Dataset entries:
#####

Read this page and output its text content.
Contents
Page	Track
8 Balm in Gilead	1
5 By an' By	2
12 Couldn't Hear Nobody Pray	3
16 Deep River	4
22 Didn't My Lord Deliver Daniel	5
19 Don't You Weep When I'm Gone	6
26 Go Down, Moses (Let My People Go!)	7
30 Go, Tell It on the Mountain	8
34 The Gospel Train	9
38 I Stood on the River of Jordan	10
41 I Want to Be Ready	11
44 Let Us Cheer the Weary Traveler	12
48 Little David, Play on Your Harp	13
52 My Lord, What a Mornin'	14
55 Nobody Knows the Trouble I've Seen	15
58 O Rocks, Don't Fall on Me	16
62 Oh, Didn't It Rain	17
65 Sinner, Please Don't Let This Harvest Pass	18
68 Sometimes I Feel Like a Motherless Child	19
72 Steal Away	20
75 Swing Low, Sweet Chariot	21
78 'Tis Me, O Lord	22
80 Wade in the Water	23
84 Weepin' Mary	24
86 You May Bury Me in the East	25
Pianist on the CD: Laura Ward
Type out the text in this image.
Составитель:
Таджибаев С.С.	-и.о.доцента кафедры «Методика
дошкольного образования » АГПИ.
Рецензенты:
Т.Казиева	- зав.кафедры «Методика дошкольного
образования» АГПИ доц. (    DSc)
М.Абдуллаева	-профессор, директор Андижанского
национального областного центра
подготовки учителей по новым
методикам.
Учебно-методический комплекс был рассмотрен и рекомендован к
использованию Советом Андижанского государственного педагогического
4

#####

What is asked:
Identify the lines in the entries above that contain "дошкольного", then copy them out.

Solution below:
дошкольного образования » АГПИ.
Т.Казиева	- зав.кафедры «Методика дошкольного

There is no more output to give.